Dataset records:
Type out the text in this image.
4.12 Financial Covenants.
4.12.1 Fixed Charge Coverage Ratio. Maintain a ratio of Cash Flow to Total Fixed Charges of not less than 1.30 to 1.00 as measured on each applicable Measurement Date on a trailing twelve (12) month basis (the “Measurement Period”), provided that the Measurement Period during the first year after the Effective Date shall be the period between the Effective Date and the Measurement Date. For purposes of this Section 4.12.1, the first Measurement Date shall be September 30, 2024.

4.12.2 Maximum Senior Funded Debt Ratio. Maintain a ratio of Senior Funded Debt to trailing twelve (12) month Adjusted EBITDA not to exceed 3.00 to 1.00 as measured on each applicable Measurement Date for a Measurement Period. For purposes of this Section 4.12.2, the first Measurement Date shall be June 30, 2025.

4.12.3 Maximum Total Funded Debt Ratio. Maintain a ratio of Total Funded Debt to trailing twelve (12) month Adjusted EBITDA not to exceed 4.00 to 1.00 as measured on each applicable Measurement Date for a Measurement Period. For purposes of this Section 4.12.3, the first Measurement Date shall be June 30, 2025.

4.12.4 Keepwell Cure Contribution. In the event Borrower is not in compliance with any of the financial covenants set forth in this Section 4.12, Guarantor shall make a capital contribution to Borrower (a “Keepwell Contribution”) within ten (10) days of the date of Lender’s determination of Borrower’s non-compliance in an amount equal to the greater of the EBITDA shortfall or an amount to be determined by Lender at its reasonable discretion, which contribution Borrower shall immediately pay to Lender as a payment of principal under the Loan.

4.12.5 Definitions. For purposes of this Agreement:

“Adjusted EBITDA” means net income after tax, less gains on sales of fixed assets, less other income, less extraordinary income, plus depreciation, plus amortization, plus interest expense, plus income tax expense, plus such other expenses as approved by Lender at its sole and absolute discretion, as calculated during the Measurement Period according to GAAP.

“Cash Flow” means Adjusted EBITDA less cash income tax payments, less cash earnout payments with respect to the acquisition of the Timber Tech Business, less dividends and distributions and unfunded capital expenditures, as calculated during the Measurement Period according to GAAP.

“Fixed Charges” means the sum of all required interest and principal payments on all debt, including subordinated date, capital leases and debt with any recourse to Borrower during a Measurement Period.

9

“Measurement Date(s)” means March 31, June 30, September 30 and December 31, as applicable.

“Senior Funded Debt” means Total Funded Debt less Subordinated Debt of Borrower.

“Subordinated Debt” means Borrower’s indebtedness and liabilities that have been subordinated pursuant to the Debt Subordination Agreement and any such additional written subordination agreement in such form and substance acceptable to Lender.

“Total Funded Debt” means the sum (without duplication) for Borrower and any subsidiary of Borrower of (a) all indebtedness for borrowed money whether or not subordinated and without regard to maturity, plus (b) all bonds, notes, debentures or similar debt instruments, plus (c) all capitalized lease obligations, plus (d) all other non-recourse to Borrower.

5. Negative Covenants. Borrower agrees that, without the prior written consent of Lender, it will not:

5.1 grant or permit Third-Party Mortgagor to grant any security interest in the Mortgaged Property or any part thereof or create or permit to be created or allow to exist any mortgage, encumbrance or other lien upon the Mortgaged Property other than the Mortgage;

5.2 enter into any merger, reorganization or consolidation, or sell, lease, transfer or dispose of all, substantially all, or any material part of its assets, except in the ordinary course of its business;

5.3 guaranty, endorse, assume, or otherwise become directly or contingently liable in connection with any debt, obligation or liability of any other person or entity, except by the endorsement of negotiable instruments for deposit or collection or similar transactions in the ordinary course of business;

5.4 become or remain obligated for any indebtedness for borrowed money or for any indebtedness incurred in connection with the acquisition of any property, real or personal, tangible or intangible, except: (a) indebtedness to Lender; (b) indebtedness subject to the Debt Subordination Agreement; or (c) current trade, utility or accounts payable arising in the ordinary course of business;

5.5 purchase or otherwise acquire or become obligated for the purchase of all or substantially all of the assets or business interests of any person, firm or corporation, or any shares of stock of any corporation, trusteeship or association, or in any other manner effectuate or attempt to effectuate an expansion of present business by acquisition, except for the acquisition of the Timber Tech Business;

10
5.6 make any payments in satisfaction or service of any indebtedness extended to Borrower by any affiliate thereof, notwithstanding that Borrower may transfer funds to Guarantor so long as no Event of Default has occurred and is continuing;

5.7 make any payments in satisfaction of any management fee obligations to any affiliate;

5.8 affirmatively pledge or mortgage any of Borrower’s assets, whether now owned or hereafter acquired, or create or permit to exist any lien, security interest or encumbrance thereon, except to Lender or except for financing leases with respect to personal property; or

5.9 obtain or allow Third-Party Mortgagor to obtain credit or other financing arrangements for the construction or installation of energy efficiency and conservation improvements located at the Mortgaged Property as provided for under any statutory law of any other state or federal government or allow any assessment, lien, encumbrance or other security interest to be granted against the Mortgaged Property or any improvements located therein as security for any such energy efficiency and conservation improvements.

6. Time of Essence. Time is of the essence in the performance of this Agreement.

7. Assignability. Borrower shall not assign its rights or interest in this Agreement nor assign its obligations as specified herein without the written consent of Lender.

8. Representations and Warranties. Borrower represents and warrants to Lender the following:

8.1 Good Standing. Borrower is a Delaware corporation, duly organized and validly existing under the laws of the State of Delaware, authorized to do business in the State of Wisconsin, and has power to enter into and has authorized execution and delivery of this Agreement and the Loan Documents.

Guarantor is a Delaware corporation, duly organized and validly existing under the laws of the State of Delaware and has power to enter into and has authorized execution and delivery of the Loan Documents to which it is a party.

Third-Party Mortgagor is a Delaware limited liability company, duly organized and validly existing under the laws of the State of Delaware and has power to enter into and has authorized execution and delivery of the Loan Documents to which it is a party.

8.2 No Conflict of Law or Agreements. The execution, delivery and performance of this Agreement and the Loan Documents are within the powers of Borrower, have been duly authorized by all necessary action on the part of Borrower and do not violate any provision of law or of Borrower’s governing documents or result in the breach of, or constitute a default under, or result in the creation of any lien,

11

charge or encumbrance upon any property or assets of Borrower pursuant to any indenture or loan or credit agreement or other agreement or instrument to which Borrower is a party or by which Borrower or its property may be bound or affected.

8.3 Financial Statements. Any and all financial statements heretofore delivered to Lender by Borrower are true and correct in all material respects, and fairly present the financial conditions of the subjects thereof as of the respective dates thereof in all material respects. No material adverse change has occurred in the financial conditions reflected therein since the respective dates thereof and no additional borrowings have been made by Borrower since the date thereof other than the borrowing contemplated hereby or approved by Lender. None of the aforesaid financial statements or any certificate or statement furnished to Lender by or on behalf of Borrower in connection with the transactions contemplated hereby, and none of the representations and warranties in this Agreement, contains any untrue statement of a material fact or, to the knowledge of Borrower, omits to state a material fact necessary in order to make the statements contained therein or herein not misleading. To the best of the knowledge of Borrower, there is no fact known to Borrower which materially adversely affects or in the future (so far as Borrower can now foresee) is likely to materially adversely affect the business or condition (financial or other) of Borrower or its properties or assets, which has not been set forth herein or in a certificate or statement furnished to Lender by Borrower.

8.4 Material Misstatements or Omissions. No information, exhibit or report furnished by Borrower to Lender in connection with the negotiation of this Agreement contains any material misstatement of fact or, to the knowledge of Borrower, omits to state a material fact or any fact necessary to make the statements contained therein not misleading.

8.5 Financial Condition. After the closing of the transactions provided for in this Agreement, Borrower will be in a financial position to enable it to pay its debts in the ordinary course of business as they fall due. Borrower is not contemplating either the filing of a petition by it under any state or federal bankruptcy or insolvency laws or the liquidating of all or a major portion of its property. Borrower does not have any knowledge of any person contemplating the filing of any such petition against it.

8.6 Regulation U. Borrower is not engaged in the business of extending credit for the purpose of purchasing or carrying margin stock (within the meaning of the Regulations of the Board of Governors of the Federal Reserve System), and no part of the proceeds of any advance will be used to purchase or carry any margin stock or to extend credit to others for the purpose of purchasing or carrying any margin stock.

■ Goal of the exercise ■
All entries shown above should be printed again exactly.

■ Written response ■
Type out the text in this image.
4.12 Financial Covenants.
4.12.1 Fixed Charge Coverage Ratio. Maintain a ratio of Cash Flow to Total Fixed Charges of not less than 1.30 to 1.00 as measured on each applicable Measurement Date on a trailing twelve (12) month basis (the “Measurement Period”), provided that the Measurement Period during the first year after the Effective Date shall be the period between the Effective Date and the Measurement Date. For purposes of this Section 4.12.1, the first Measurement Date shall be September 30, 2024.

4.12.2 Maximum Senior Funded Debt Ratio. Maintain a ratio of Senior Funded Debt to trailing twelve (12) month Adjusted EBITDA not to exceed 3.00 to 1.00 as measured on each applicable Measurement Date for a Measurement Period. For purposes of this Section 4.12.2, the first Measurement Date shall be June 30, 2025.

4.12.3 Maximum Total Funded Debt Ratio. Maintain a ratio of Total Funded Debt to trailing twelve (12) month Adjusted EBITDA not to exceed 4.00 to 1.00 as measured on each applicable Measurement Date for a Measurement Period. For purposes of this Section 4.12.3, the first Measurement Date shall be June 30, 2025.

4.12.4 Keepwell Cure Contribution. In the event Borrower is not in compliance with any of the financial covenants set forth in this Section 4.12, Guarantor shall make a capital contribution to Borrower (a “Keepwell Contribution”) within ten (10) days of the date of Lender’s determination of Borrower’s non-compliance in an amount equal to the greater of the EBITDA shortfall or an amount to be determined by Lender at its reasonable discretion, which contribution Borrower shall immediately pay to Lender as a payment of principal under the Loan.

4.12.5 Definitions. For purposes of this Agreement:

“Adjusted EBITDA” means net income after tax, less gains on sales of fixed assets, less other income, less extraordinary income, plus depreciation, plus amortization, plus interest expense, plus income tax expense, plus such other expenses as approved by Lender at its sole and absolute discretion, as calculated during the Measurement Period according to GAAP.

“Cash Flow” means Adjusted EBITDA less cash income tax payments, less cash earnout payments with respect to the acquisition of the Timber Tech Business, less dividends and distributions and unfunded capital expenditures, as calculated during the Measurement Period according to GAAP.

“Fixed Charges” means the sum of all required interest and principal payments on all debt, including subordinated date, capital leases and debt with any recourse to Borrower during a Measurement Period.

9

“Measurement Date(s)” means March 31, June 30, September 30 and December 31, as applicable.

“Senior Funded Debt” means Total Funded Debt less Subordinated Debt of Borrower.

“Subordinated Debt” means Borrower’s indebtedness and liabilities that have been subordinated pursuant to the Debt Subordination Agreement and any such additional written subordination agreement in such form and substance acceptable to Lender.

“Total Funded Debt” means the sum (without duplication) for Borrower and any subsidiary of Borrower of (a) all indebtedness for borrowed money whether or not subordinated and without regard to maturity, plus (b) all bonds, notes, debentures or similar debt instruments, plus (c) all capitalized lease obligations, plus (d) all other non-recourse to Borrower.

5. Negative Covenants. Borrower agrees that, without the prior written consent of Lender, it will not:

5.1 grant or permit Third-Party Mortgagor to grant any security interest in the Mortgaged Property or any part thereof or create or permit to be created or allow to exist any mortgage, encumbrance or other lien upon the Mortgaged Property other than the Mortgage;

5.2 enter into any merger, reorganization or consolidation, or sell, lease, transfer or dispose of all, substantially all, or any material part of its assets, except in the ordinary course of its business;

5.3 guaranty, endorse, assume, or otherwise become directly or contingently liable in connection with any debt, obligation or liability of any other person or entity, except by the endorsement of negotiable instruments for deposit or collection or similar transactions in the ordinary course of business;

5.4 become or remain obligated for any indebtedness for borrowed money or for any indebtedness incurred in connection with the acquisition of any property, real or personal, tangible or intangible, except: (a) indebtedness to Lender; (b) indebtedness subject to the Debt Subordination Agreement; or (c) current trade, utility or accounts payable arising in the ordinary course of business;

5.5 purchase or otherwise acquire or become obligated for the purchase of all or substantially all of the assets or business interests of any person, firm or corporation, or any shares of stock of any corporation, trusteeship or association, or in any other manner effectuate or attempt to effectuate an expansion of present business by acquisition, except for the acquisition of the Timber Tech Business;

10
5.6 make any payments in satisfaction or service of any indebtedness extended to Borrower by any affiliate thereof, notwithstanding that Borrower may transfer funds to Guarantor so long as no Event of Default has occurred and is continuing;

5.7 make any payments in satisfaction of any management fee obligations to any affiliate;

5.8 affirmatively pledge or mortgage any of Borrower’s assets, whether now owned or hereafter acquired, or create or permit to exist any lien, security interest or encumbrance thereon, except to Lender or except for financing leases with respect to personal property; or

5.9 obtain or allow Third-Party Mortgagor to obtain credit or other financing arrangements for the construction or installation of energy efficiency and conservation improvements located at the Mortgaged Property as provided for under any statutory law of any other state or federal government or allow any assessment, lien, encumbrance or other security interest to be granted against the Mortgaged Property or any improvements located therein as security for any such energy efficiency and conservation improvements.

6. Time of Essence. Time is of the essence in the performance of this Agreement.

7. Assignability. Borrower shall not assign its rights or interest in this Agreement nor assign its obligations as specified herein without the written consent of Lender.

8. Representations and Warranties. Borrower represents and warrants to Lender the following:

8.1 Good Standing. Borrower is a Delaware corporation, duly organized and validly existing under the laws of the State of Delaware, authorized to do business in the State of Wisconsin, and has power to enter into and has authorized execution and delivery of this Agreement and the Loan Documents.

Guarantor is a Delaware corporation, duly organized and validly existing under the laws of the State of Delaware and has power to enter into and has authorized execution and delivery of the Loan Documents to which it is a party.

Third-Party Mortgagor is a Delaware limited liability company, duly organized and validly existing under the laws of the State of Delaware and has power to enter into and has authorized execution and delivery of the Loan Documents to which it is a party.

8.2 No Conflict of Law or Agreements. The execution, delivery and performance of this Agreement and the Loan Documents are within the powers of Borrower, have been duly authorized by all necessary action on the part of Borrower and do not violate any provision of law or of Borrower’s governing documents or result in the breach of, or constitute a default under, or result in the creation of any lien,

11

charge or encumbrance upon any property or assets of Borrower pursuant to any indenture or loan or credit agreement or other agreement or instrument to which Borrower is a party or by which Borrower or its property may be bound or affected.

8.3 Financial Statements. Any and all financial statements heretofore delivered to Lender by Borrower are true and correct in all material respects, and fairly present the financial conditions of the subjects thereof as of the respective dates thereof in all material respects. No material adverse change has occurred in the financial conditions reflected therein since the respective dates thereof and no additional borrowings have been made by Borrower since the date thereof other than the borrowing contemplated hereby or approved by Lender. None of the aforesaid financial statements or any certificate or statement furnished to Lender by or on behalf of Borrower in connection with the transactions contemplated hereby, and none of the representations and warranties in this Agreement, contains any untrue statement of a material fact or, to the knowledge of Borrower, omits to state a material fact necessary in order to make the statements contained therein or herein not misleading. To the best of the knowledge of Borrower, there is no fact known to Borrower which materially adversely affects or in the future (so far as Borrower can now foresee) is likely to materially adversely affect the business or condition (financial or other) of Borrower or its properties or assets, which has not been set forth herein or in a certificate or statement furnished to Lender by Borrower.

8.4 Material Misstatements or Omissions. No information, exhibit or report furnished by Borrower to Lender in connection with the negotiation of this Agreement contains any material misstatement of fact or, to the knowledge of Borrower, omits to state a material fact or any fact necessary to make the statements contained therein not misleading.

8.5 Financial Condition. After the closing of the transactions provided for in this Agreement, Borrower will be in a financial position to enable it to pay its debts in the ordinary course of business as they fall due. Borrower is not contemplating either the filing of a petition by it under any state or federal bankruptcy or insolvency laws or the liquidating of all or a major portion of its property. Borrower does not have any knowledge of any person contemplating the filing of any such petition against it.

8.6 Regulation U. Borrower is not engaged in the business of extending credit for the purpose of purchasing or carrying margin stock (within the meaning of the Regulations of the Board of Governors of the Federal Reserve System), and no part of the proceeds of any advance will be used to purchase or carry any margin stock or to extend credit to others for the purpose of purchasing or carrying any margin stock.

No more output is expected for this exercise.